## Set task
Without skipping anything, write out each record below exactly.

:: Given information ::

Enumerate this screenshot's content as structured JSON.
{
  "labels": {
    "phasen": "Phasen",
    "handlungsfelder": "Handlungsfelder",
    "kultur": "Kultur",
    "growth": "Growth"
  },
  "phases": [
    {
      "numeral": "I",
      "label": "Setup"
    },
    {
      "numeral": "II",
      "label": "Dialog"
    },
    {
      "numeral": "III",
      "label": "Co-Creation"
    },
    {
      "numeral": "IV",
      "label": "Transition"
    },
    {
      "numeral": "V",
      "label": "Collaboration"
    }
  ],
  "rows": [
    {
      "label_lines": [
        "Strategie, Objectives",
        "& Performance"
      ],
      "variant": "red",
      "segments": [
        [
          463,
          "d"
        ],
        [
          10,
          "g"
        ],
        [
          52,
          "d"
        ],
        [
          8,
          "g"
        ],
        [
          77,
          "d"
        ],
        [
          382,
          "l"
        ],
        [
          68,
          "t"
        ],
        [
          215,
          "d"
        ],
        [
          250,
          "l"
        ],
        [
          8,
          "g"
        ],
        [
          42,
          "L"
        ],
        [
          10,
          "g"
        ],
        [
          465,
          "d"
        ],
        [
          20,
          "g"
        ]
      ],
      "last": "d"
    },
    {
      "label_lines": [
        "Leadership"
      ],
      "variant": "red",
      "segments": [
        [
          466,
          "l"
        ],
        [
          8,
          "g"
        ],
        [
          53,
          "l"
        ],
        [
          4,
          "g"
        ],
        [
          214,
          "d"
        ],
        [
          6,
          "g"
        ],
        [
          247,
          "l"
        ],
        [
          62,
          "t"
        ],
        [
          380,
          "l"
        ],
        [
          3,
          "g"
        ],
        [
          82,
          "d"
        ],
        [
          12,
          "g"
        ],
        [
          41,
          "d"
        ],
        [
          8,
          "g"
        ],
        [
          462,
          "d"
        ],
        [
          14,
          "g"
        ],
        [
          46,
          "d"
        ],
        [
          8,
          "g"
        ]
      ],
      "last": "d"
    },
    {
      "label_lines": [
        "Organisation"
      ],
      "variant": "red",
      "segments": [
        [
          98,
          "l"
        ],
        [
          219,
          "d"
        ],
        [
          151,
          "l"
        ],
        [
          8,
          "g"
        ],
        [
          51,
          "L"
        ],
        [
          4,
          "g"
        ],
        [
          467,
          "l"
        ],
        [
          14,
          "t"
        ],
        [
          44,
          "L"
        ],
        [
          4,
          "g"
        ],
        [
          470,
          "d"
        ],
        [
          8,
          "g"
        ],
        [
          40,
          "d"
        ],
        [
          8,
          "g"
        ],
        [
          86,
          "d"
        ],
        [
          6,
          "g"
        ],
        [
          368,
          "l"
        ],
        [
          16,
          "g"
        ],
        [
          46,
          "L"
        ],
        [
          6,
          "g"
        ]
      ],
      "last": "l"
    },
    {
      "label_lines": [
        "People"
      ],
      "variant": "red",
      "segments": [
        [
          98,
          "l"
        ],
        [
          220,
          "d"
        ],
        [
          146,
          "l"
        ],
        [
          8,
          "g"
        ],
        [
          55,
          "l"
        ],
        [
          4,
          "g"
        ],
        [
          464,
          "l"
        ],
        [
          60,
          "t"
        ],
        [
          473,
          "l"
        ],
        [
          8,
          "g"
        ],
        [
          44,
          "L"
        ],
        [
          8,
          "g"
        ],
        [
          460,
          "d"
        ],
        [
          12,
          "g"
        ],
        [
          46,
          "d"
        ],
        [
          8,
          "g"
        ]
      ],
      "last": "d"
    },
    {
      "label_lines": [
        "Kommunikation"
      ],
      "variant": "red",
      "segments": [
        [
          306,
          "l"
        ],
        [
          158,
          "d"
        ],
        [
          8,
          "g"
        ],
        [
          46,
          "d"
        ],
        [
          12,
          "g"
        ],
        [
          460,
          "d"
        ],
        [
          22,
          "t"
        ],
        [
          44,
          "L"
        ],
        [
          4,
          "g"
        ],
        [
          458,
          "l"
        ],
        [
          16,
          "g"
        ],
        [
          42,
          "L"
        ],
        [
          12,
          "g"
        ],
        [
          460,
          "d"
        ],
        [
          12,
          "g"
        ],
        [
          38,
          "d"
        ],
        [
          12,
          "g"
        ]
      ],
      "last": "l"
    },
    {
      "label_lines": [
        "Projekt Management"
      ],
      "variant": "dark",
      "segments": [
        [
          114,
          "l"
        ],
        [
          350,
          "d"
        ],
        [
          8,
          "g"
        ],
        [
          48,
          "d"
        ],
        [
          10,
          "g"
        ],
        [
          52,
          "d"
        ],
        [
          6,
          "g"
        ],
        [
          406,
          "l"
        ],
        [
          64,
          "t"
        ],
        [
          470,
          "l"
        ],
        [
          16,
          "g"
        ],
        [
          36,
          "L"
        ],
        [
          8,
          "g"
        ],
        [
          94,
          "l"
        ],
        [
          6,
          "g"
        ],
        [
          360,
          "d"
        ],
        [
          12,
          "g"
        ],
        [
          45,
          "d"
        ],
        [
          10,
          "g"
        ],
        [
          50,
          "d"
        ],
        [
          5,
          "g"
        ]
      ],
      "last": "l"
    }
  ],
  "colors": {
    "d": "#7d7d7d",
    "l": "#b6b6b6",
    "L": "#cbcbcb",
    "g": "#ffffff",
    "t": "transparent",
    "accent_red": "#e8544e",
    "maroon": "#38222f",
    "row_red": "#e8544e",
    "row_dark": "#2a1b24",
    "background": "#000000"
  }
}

:::

## Answer
Enumerate this screenshot's content as structured JSON.
{
  "labels": {
    "phasen": "Phasen",
    "handlungsfelder": "Handlungsfelder",
    "kultur": "Kultur",
    "growth": "Growth"
  },
  "phases": [
    {
      "numeral": "I",
      "label": "Setup"
    },
    {
      "numeral": "II",
      "label": "Dialog"
    },
    {
      "numeral": "III",
      "label": "Co-Creation"
    },
    {
      "numeral": "IV",
      "label": "Transition"
    },
    {
      "numeral": "V",
      "label": "Collaboration"
    }
  ],
  "rows": [
    {
      "label_lines": [
        "Strategie, Objectives",
        "& Performance"
      ],
      "variant": "red",
      "segments": [
        [
          463,
          "d"
        ],
        [
          10,
          "g"
        ],
        [
          52,
          "d"
        ],
        [
          8,
          "g"
        ],
        [
          77,
          "d"
        ],
        [
          382,
          "l"
        ],
        [
          68,
          "t"
        ],
        [
          215,
          "d"
        ],
        [
          250,
          "l"
        ],
        [
          8,
          "g"
        ],
        [
          42,
          "L"
        ],
        [
          10,
          "g"
        ],
        [
          465,
          "d"
        ],
        [
          20,
          "g"
        ]
      ],
      "last": "d"
    },
    {
      "label_lines": [
        "Leadership"
      ],
      "variant": "red",
      "segments": [
        [
          466,
          "l"
        ],
        [
          8,
          "g"
        ],
        [
          53,
          "l"
        ],
        [
          4,
          "g"
        ],
        [
          214,
          "d"
        ],
        [
          6,
          "g"
        ],
        [
          247,
          "l"
        ],
        [
          62,
          "t"
        ],
        [
          380,
          "l"
        ],
        [
          3,
          "g"
        ],
        [
          82,
          "d"
        ],
        [
          12,
          "g"
        ],
        [
          41,
          "d"
        ],
        [
          8,
          "g"
        ],
        [
          462,
          "d"
        ],
        [
          14,
          "g"
        ],
        [
          46,
          "d"
        ],
        [
          8,
          "g"
        ]
      ],
      "last": "d"
    },
    {
      "label_lines": [
        "Organisation"
      ],
      "variant": "red",
      "segments": [
        [
          98,
          "l"
        ],
        [
          219,
          "d"
        ],
        [
          151,
          "l"
        ],
        [
          8,
          "g"
        ],
        [
          51,
          "L"
        ],
        [
          4,
          "g"
        ],
        [
          467,
          "l"
        ],
        [
          14,
          "t"
        ],
        [
          44,
          "L"
        ],
        [
          4,
          "g"
        ],
        [
          470,
          "d"
        ],
        [
          8,
          "g"
        ],
        [
          40,
          "d"
        ],
        [
          8,
          "g"
        ],
        [
          86,
          "d"
        ],
        [
          6,
          "g"
        ],
        [
          368,
          "l"
        ],
        [
          16,
          "g"
        ],
        [
          46,
          "L"
        ],
        [
          6,
          "g"
        ]
      ],
      "last": "l"
    },
    {
      "label_lines": [
        "People"
      ],
      "variant": "red",
      "segments": [
        [
          98,
          "l"
        ],
        [
          220,
          "d"
        ],
        [
          146,
          "l"
        ],
        [
          8,
          "g"
        ],
        [
          55,
          "l"
        ],
        [
          4,
          "g"
        ],
        [
          464,
          "l"
        ],
        [
          60,
          "t"
        ],
        [
          473,
          "l"
        ],
        [
          8,
          "g"
        ],
        [
          44,
          "L"
        ],
        [
          8,
          "g"
        ],
        [
          460,
          "d"
        ],
        [
          12,
          "g"
        ],
        [
          46,
          "d"
        ],
        [
          8,
          "g"
        ]
      ],
      "last": "d"
    },
    {
      "label_lines": [
        "Kommunikation"
      ],
      "variant": "red",
      "segments": [
        [
          306,
          "l"
        ],
        [
          158,
          "d"
        ],
        [
          8,
          "g"
        ],
        [
          46,
          "d"
        ],
        [
          12,
          "g"
        ],
        [
          460,
          "d"
        ],
        [
          22,
          "t"
        ],
        [
          44,
          "L"
        ],
        [
          4,
          "g"
        ],
        [
          458,
          "l"
        ],
        [
          16,
          "g"
        ],
        [
          42,
          "L"
        ],
        [
          12,
          "g"
        ],
        [
          460,
          "d"
        ],
        [
          12,
          "g"
        ],
        [
          38,
          "d"
        ],
        [
          12,
          "g"
        ]
      ],
      "last": "l"
    },
    {
      "label_lines": [
        "Projekt Management"
      ],
      "variant": "dark",
      "segments": [
        [
          114,
          "l"
        ],
        [
          350,
          "d"
        ],
        [
          8,
          "g"
        ],
        [
          48,
          "d"
        ],
        [
          10,
          "g"
        ],
        [
          52,
          "d"
        ],
        [
          6,
          "g"
        ],
        [
          406,
          "l"
        ],
        [
          64,
          "t"
        ],
        [
          470,
          "l"
        ],
        [
          16,
          "g"
        ],
        [
          36,
          "L"
        ],
        [
          8,
          "g"
        ],
        [
          94,
          "l"
        ],
        [
          6,
          "g"
        ],
        [
          360,
          "d"
        ],
        [
          12,
          "g"
        ],
        [
          45,
          "d"
        ],
        [
          10,
          "g"
        ],
        [
          50,
          "d"
        ],
        [
          5,
          "g"
        ]
      ],
      "last": "l"
    }
  ],
  "colors": {
    "d": "#7d7d7d",
    "l": "#b6b6b6",
    "L": "#cbcbcb",
    "g": "#ffffff",
    "t": "transparent",
    "accent_red": "#e8544e",
    "maroon": "#38222f",
    "row_red": "#e8544e",
    "row_dark": "#2a1b24",
    "background": "#000000"
  }
}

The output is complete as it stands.